Extracted data entries:
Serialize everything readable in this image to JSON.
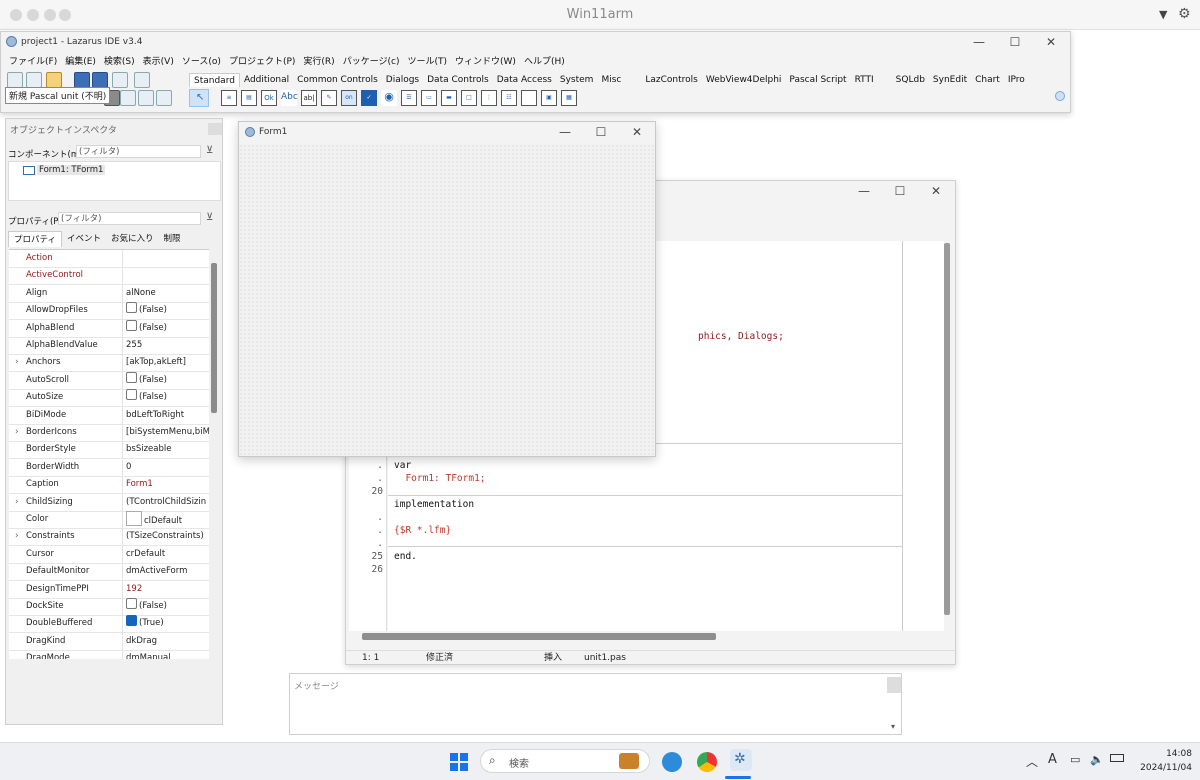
{
  "host": {
    "title": "Win11arm"
  },
  "ide": {
    "title": "project1 - Lazarus IDE v3.4",
    "menu": [
      "ファイル(F)",
      "編集(E)",
      "検索(S)",
      "表示(V)",
      "ソース(o)",
      "プロジェクト(P)",
      "実行(R)",
      "パッケージ(c)",
      "ツール(T)",
      "ウィンドウ(W)",
      "ヘルプ(H)"
    ],
    "tooltip": "新規 Pascal unit (不明)",
    "palette_tabs": [
      "Standard",
      "Additional",
      "Common Controls",
      "Dialogs",
      "Data Controls",
      "Data Access",
      "System",
      "Misc",
      "LazControls",
      "WebView4Delphi",
      "Pascal Script",
      "RTTI",
      "SQLdb",
      "SynEdit",
      "Chart",
      "IPro"
    ],
    "palette_glyphs": [
      "Ok",
      "Abc",
      "ab|",
      "on"
    ]
  },
  "inspector": {
    "title": "オブジェクトインスペクタ",
    "component_label": "コンポーネント(m)",
    "filter_placeholder": "(フィルタ)",
    "tree_item": "Form1: TForm1",
    "property_label": "プロパティ(P)",
    "tabs": [
      "プロパティ",
      "イベント",
      "お気に入り",
      "制限"
    ],
    "rows": [
      {
        "name": "Action",
        "value": "",
        "red": true
      },
      {
        "name": "ActiveControl",
        "value": "",
        "red": true
      },
      {
        "name": "Align",
        "value": "alNone"
      },
      {
        "name": "AllowDropFiles",
        "value": "(False)",
        "check": "off"
      },
      {
        "name": "AlphaBlend",
        "value": "(False)",
        "check": "off"
      },
      {
        "name": "AlphaBlendValue",
        "value": "255"
      },
      {
        "name": "Anchors",
        "value": "[akTop,akLeft]",
        "expand": true
      },
      {
        "name": "AutoScroll",
        "value": "(False)",
        "check": "off"
      },
      {
        "name": "AutoSize",
        "value": "(False)",
        "check": "off"
      },
      {
        "name": "BiDiMode",
        "value": "bdLeftToRight"
      },
      {
        "name": "BorderIcons",
        "value": "[biSystemMenu,biM",
        "expand": true
      },
      {
        "name": "BorderStyle",
        "value": "bsSizeable"
      },
      {
        "name": "BorderWidth",
        "value": "0"
      },
      {
        "name": "Caption",
        "value": "Form1",
        "redval": true
      },
      {
        "name": "ChildSizing",
        "value": "(TControlChildSizin",
        "expand": true
      },
      {
        "name": "Color",
        "value": "clDefault",
        "swatch": true
      },
      {
        "name": "Constraints",
        "value": "(TSizeConstraints)",
        "expand": true
      },
      {
        "name": "Cursor",
        "value": "crDefault"
      },
      {
        "name": "DefaultMonitor",
        "value": "dmActiveForm"
      },
      {
        "name": "DesignTimePPI",
        "value": "192",
        "redval": true
      },
      {
        "name": "DockSite",
        "value": "(False)",
        "check": "off"
      },
      {
        "name": "DoubleBuffered",
        "value": "(True)",
        "check": "on"
      },
      {
        "name": "DragKind",
        "value": "dkDrag"
      },
      {
        "name": "DragMode",
        "value": "dmManual"
      }
    ]
  },
  "form1": {
    "title": "Form1"
  },
  "editor": {
    "partial_line": "phics, Dialogs;",
    "lines": [
      {
        "num": ".",
        "code": "var",
        "kw": true
      },
      {
        "num": ".",
        "code": "  Form1: TForm1;",
        "red": true
      },
      {
        "num": "20",
        "code": ""
      },
      {
        "num": "",
        "code": "implementation",
        "kw": true
      },
      {
        "num": ".",
        "code": ""
      },
      {
        "num": ".",
        "code": "{$R *.lfm}",
        "red": true
      },
      {
        "num": ".",
        "code": ""
      },
      {
        "num": "25",
        "code": "end.",
        "kw": true
      },
      {
        "num": "26",
        "code": ""
      }
    ],
    "status": {
      "pos": "1:  1",
      "modified": "修正済",
      "mode": "挿入",
      "file": "unit1.pas"
    }
  },
  "messages": {
    "title": "メッセージ"
  },
  "taskbar": {
    "search": "検索",
    "time": "14:08",
    "date": "2024/11/04",
    "ime": "A"
  },
  "colors": {
    "accent": "#1565c0",
    "red_text": "#8b1a1a",
    "grid_dot": "#cfcfcf"
  }
}
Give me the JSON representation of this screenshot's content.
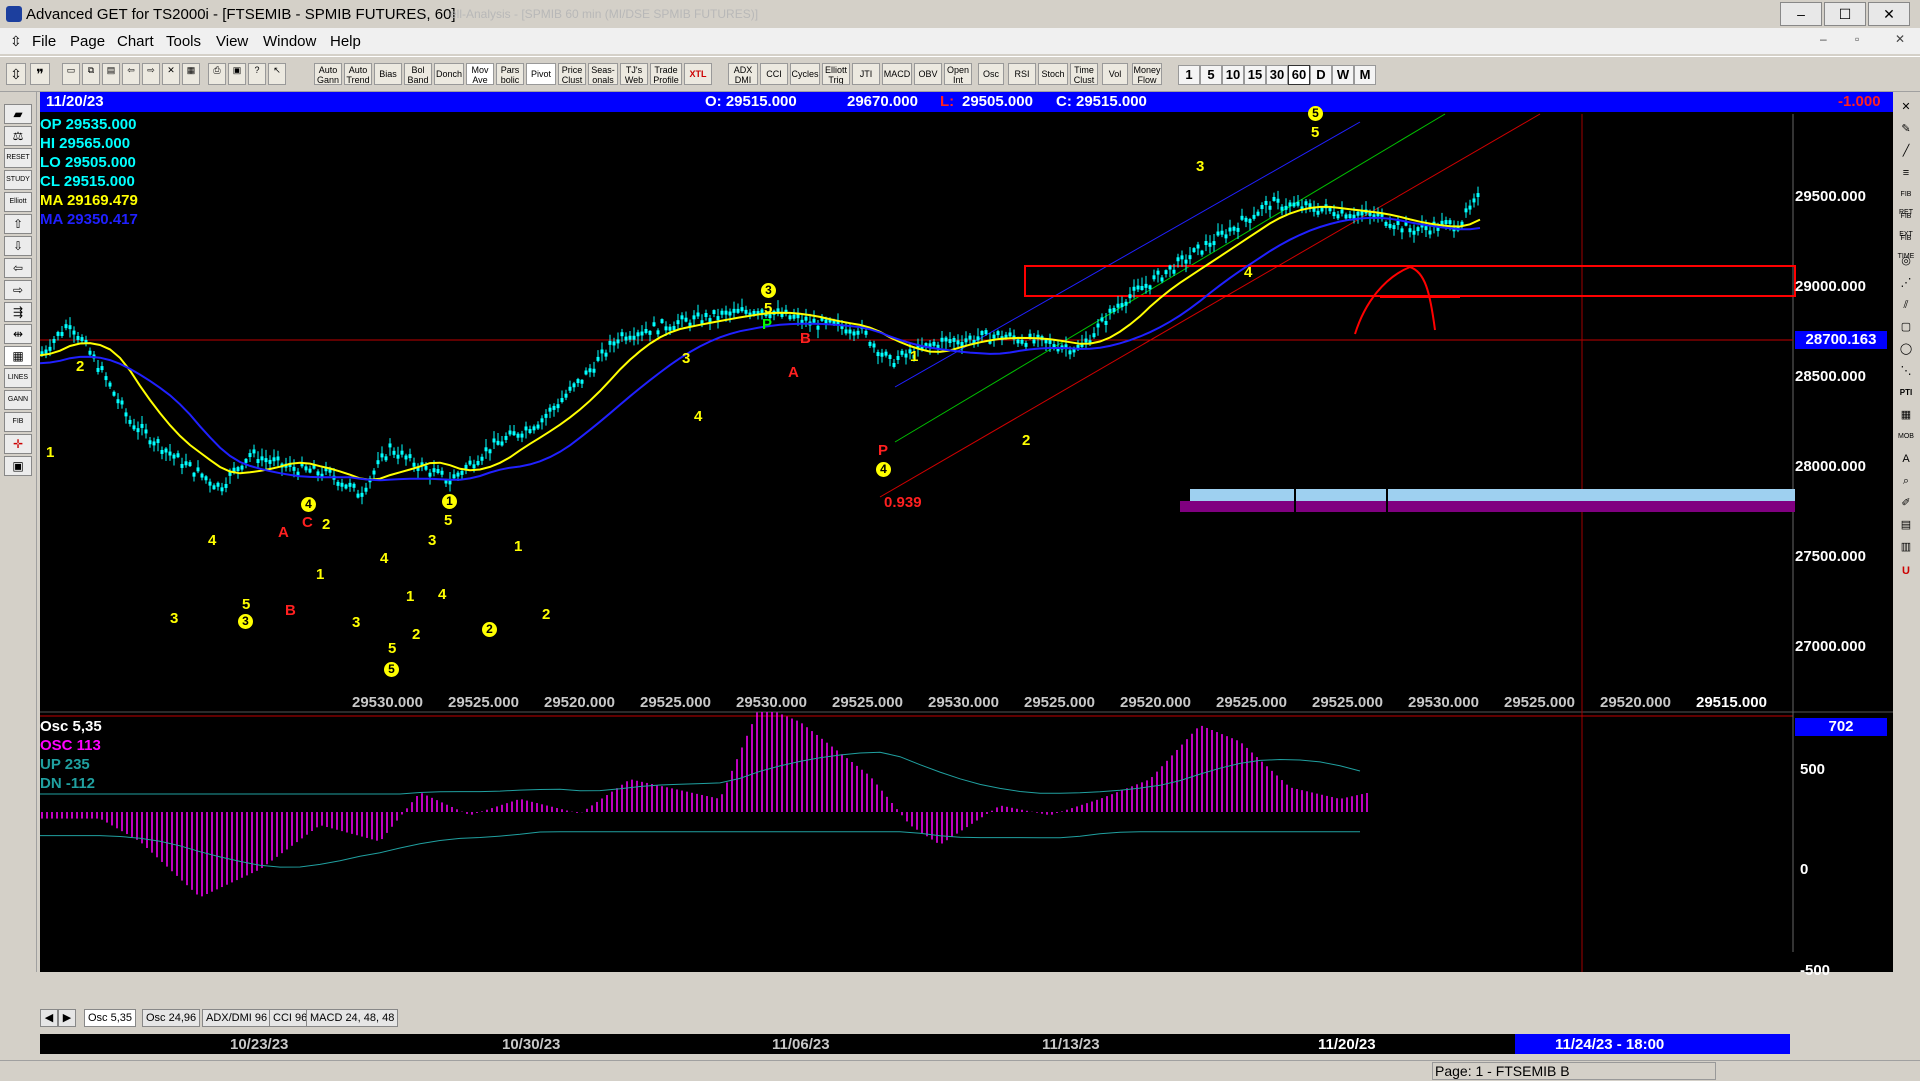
{
  "window": {
    "title": "Advanced GET for TS2000i - [FTSEMIB - SPMIB FUTURES, 60]",
    "ghost_title": "ell-Analysis - [SPMIB 60 min (MI/DSE SPMIB FUTURES)]",
    "min_label": "–",
    "max_label": "☐",
    "close_label": "✕"
  },
  "menu": [
    "File",
    "Page",
    "Chart",
    "Tools",
    "View",
    "Window",
    "Help"
  ],
  "toolbar": {
    "buttons": [
      "Auto Gann",
      "Auto Trend",
      "Bias",
      "Bol Band",
      "Donch",
      "Mov Ave",
      "Pars bolic",
      "Pivot",
      "Price Clust",
      "Seas- onals",
      "TJ's Web",
      "Trade Profile",
      "XTL",
      "ADX DMI",
      "CCI",
      "Cycles",
      "Elliott Trig",
      "JTI",
      "MACD",
      "OBV",
      "Open Int",
      "Osc",
      "RSI",
      "Stoch",
      "Time Clust",
      "Vol",
      "Money Flow"
    ],
    "periods": [
      "1",
      "5",
      "10",
      "15",
      "30",
      "60",
      "D",
      "W",
      "M"
    ],
    "active_period": "60"
  },
  "infobar": {
    "date": "11/20/23",
    "open": "O: 29515.000",
    "high": "29670.000",
    "low_prefix": "L:",
    "low": "29505.000",
    "close": "C: 29515.000",
    "change": "-1.000",
    "colors": {
      "bar": "#0000ff",
      "change": "#ff2020",
      "low_prefix": "#ff2020"
    }
  },
  "legend": [
    {
      "label": "OP  29535.000",
      "color": "#00ffff"
    },
    {
      "label": "HI   29565.000",
      "color": "#00ffff"
    },
    {
      "label": "LO  29505.000",
      "color": "#00ffff"
    },
    {
      "label": "CL  29515.000",
      "color": "#00ffff"
    },
    {
      "label": "MA  29169.479",
      "color": "#ffff00"
    },
    {
      "label": "MA  29350.417",
      "color": "#2020ff"
    }
  ],
  "price_axis": [
    "29500.000",
    "29000.000",
    "28500.000",
    "28000.000",
    "27500.000",
    "27000.000"
  ],
  "price_tag": "28700.163",
  "x_bottom_labels": [
    "29530.000",
    "29525.000",
    "29520.000",
    "29525.000",
    "29530.000",
    "29525.000",
    "29530.000",
    "29525.000",
    "29520.000",
    "29525.000",
    "29525.000",
    "29530.000",
    "29525.000",
    "29520.000",
    "29515.000"
  ],
  "annotations": {
    "ratio": "0.939",
    "wave_labels": [
      "1",
      "2",
      "3",
      "4",
      "5",
      "A",
      "B",
      "C",
      "P"
    ]
  },
  "osc_panel": {
    "title": "Osc 5,35",
    "osc": "OSC 113",
    "up": "UP   235",
    "dn": "DN  -112",
    "value_tag": "702",
    "axis": [
      "500",
      "0",
      "-500"
    ],
    "colors": {
      "osc": "#ff00ff",
      "up": "#20a0a0",
      "dn": "#20a0a0"
    }
  },
  "tabs": [
    "Osc 5,35",
    "Osc 24,96",
    "ADX/DMI 96",
    "CCI 96",
    "MACD 24, 48, 48"
  ],
  "dates": [
    "10/23/23",
    "10/30/23",
    "11/06/23",
    "11/13/23",
    "11/20/23"
  ],
  "date_tag": "11/24/23 - 18:00",
  "status": "Page: 1 - FTSEMIB B"
}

• Instructions for the task: Images in the data above are to be skipped. Retype all other material exactly.

• Output:
Serialize everything readable in this image to JSON.
{
  "host": {
    "title": "Win11arm"
  },
  "ide": {
    "title": "project1 - Lazarus IDE v3.4",
    "menu": [
      "ファイル(F)",
      "編集(E)",
      "検索(S)",
      "表示(V)",
      "ソース(o)",
      "プロジェクト(P)",
      "実行(R)",
      "パッケージ(c)",
      "ツール(T)",
      "ウィンドウ(W)",
      "ヘルプ(H)"
    ],
    "tooltip": "新規 Pascal unit (不明)",
    "palette_tabs": [
      "Standard",
      "Additional",
      "Common Controls",
      "Dialogs",
      "Data Controls",
      "Data Access",
      "System",
      "Misc",
      "LazControls",
      "WebView4Delphi",
      "Pascal Script",
      "RTTI",
      "SQLdb",
      "SynEdit",
      "Chart",
      "IPro"
    ],
    "palette_glyphs": [
      "Ok",
      "Abc",
      "ab|",
      "on"
    ]
  },
  "inspector": {
    "title": "オブジェクトインスペクタ",
    "component_label": "コンポーネント(m)",
    "filter_placeholder": "(フィルタ)",
    "tree_item": "Form1: TForm1",
    "property_label": "プロパティ(P)",
    "tabs": [
      "プロパティ",
      "イベント",
      "お気に入り",
      "制限"
    ],
    "rows": [
      {
        "name": "Action",
        "value": "",
        "red": true
      },
      {
        "name": "ActiveControl",
        "value": "",
        "red": true
      },
      {
        "name": "Align",
        "value": "alNone"
      },
      {
        "name": "AllowDropFiles",
        "value": "(False)",
        "check": "off"
      },
      {
        "name": "AlphaBlend",
        "value": "(False)",
        "check": "off"
      },
      {
        "name": "AlphaBlendValue",
        "value": "255"
      },
      {
        "name": "Anchors",
        "value": "[akTop,akLeft]",
        "expand": true
      },
      {
        "name": "AutoScroll",
        "value": "(False)",
        "check": "off"
      },
      {
        "name": "AutoSize",
        "value": "(False)",
        "check": "off"
      },
      {
        "name": "BiDiMode",
        "value": "bdLeftToRight"
      },
      {
        "name": "BorderIcons",
        "value": "[biSystemMenu,biM",
        "expand": true
      },
      {
        "name": "BorderStyle",
        "value": "bsSizeable"
      },
      {
        "name": "BorderWidth",
        "value": "0"
      },
      {
        "name": "Caption",
        "value": "Form1",
        "redval": true
      },
      {
        "name": "ChildSizing",
        "value": "(TControlChildSizin",
        "expand": true
      },
      {
        "name": "Color",
        "value": "clDefault",
        "swatch": true
      },
      {
        "name": "Constraints",
        "value": "(TSizeConstraints)",
        "expand": true
      },
      {
        "name": "Cursor",
        "value": "crDefault"
      },
      {
        "name": "DefaultMonitor",
        "value": "dmActiveForm"
      },
      {
        "name": "DesignTimePPI",
        "value": "192",
        "redval": true
      },
      {
        "name": "DockSite",
        "value": "(False)",
        "check": "off"
      },
      {
        "name": "DoubleBuffered",
        "value": "(True)",
        "check": "on"
      },
      {
        "name": "DragKind",
        "value": "dkDrag"
      },
      {
        "name": "DragMode",
        "value": "dmManual"
      }
    ]
  },
  "form1": {
    "title": "Form1"
  },
  "editor": {
    "partial_line": "phics, Dialogs;",
    "lines": [
      {
        "num": ".",
        "code": "var",
        "kw": true
      },
      {
        "num": ".",
        "code": "  Form1: TForm1;",
        "red": true
      },
      {
        "num": "20",
        "code": ""
      },
      {
        "num": "",
        "code": "implementation",
        "kw": true
      },
      {
        "num": ".",
        "code": ""
      },
      {
        "num": ".",
        "code": "{$R *.lfm}",
        "red": true
      },
      {
        "num": ".",
        "code": ""
      },
      {
        "num": "25",
        "code": "end.",
        "kw": true
      },
      {
        "num": "26",
        "code": ""
      }
    ],
    "status": {
      "pos": "1:  1",
      "modified": "修正済",
      "mode": "挿入",
      "file": "unit1.pas"
    }
  },
  "messages": {
    "title": "メッセージ"
  },
  "taskbar": {
    "search": "検索",
    "time": "14:08",
    "date": "2024/11/04",
    "ime": "A"
  },
  "colors": {
    "accent": "#1565c0",
    "red_text": "#8b1a1a",
    "grid_dot": "#cfcfcf"
  }
}
Give me the JSON representation of this screenshot's content.
{
  "window": {
    "title": "Advanced GET for TS2000i - [FTSEMIB - SPMIB FUTURES, 60]",
    "ghost_title": "ell-Analysis - [SPMIB 60 min (MI/DSE SPMIB FUTURES)]",
    "min_label": "–",
    "max_label": "☐",
    "close_label": "✕"
  },
  "menu": [
    "File",
    "Page",
    "Chart",
    "Tools",
    "View",
    "Window",
    "Help"
  ],
  "toolbar": {
    "buttons": [
      "Auto Gann",
      "Auto Trend",
      "Bias",
      "Bol Band",
      "Donch",
      "Mov Ave",
      "Pars bolic",
      "Pivot",
      "Price Clust",
      "Seas- onals",
      "TJ's Web",
      "Trade Profile",
      "XTL",
      "ADX DMI",
      "CCI",
      "Cycles",
      "Elliott Trig",
      "JTI",
      "MACD",
      "OBV",
      "Open Int",
      "Osc",
      "RSI",
      "Stoch",
      "Time Clust",
      "Vol",
      "Money Flow"
    ],
    "periods": [
      "1",
      "5",
      "10",
      "15",
      "30",
      "60",
      "D",
      "W",
      "M"
    ],
    "active_period": "60"
  },
  "infobar": {
    "date": "11/20/23",
    "open": "O: 29515.000",
    "high": "29670.000",
    "low_prefix": "L:",
    "low": "29505.000",
    "close": "C: 29515.000",
    "change": "-1.000",
    "colors": {
      "bar": "#0000ff",
      "change": "#ff2020",
      "low_prefix": "#ff2020"
    }
  },
  "legend": [
    {
      "label": "OP  29535.000",
      "color": "#00ffff"
    },
    {
      "label": "HI   29565.000",
      "color": "#00ffff"
    },
    {
      "label": "LO  29505.000",
      "color": "#00ffff"
    },
    {
      "label": "CL  29515.000",
      "color": "#00ffff"
    },
    {
      "label": "MA  29169.479",
      "color": "#ffff00"
    },
    {
      "label": "MA  29350.417",
      "color": "#2020ff"
    }
  ],
  "price_axis": [
    "29500.000",
    "29000.000",
    "28500.000",
    "28000.000",
    "27500.000",
    "27000.000"
  ],
  "price_tag": "28700.163",
  "x_bottom_labels": [
    "29530.000",
    "29525.000",
    "29520.000",
    "29525.000",
    "29530.000",
    "29525.000",
    "29530.000",
    "29525.000",
    "29520.000",
    "29525.000",
    "29525.000",
    "29530.000",
    "29525.000",
    "29520.000",
    "29515.000"
  ],
  "annotations": {
    "ratio": "0.939",
    "wave_labels": [
      "1",
      "2",
      "3",
      "4",
      "5",
      "A",
      "B",
      "C",
      "P"
    ]
  },
  "osc_panel": {
    "title": "Osc 5,35",
    "osc": "OSC 113",
    "up": "UP   235",
    "dn": "DN  -112",
    "value_tag": "702",
    "axis": [
      "500",
      "0",
      "-500"
    ],
    "colors": {
      "osc": "#ff00ff",
      "up": "#20a0a0",
      "dn": "#20a0a0"
    }
  },
  "tabs": [
    "Osc 5,35",
    "Osc 24,96",
    "ADX/DMI 96",
    "CCI 96",
    "MACD 24, 48, 48"
  ],
  "dates": [
    "10/23/23",
    "10/30/23",
    "11/06/23",
    "11/13/23",
    "11/20/23"
  ],
  "date_tag": "11/24/23 - 18:00",
  "status": "Page: 1 - FTSEMIB B"
}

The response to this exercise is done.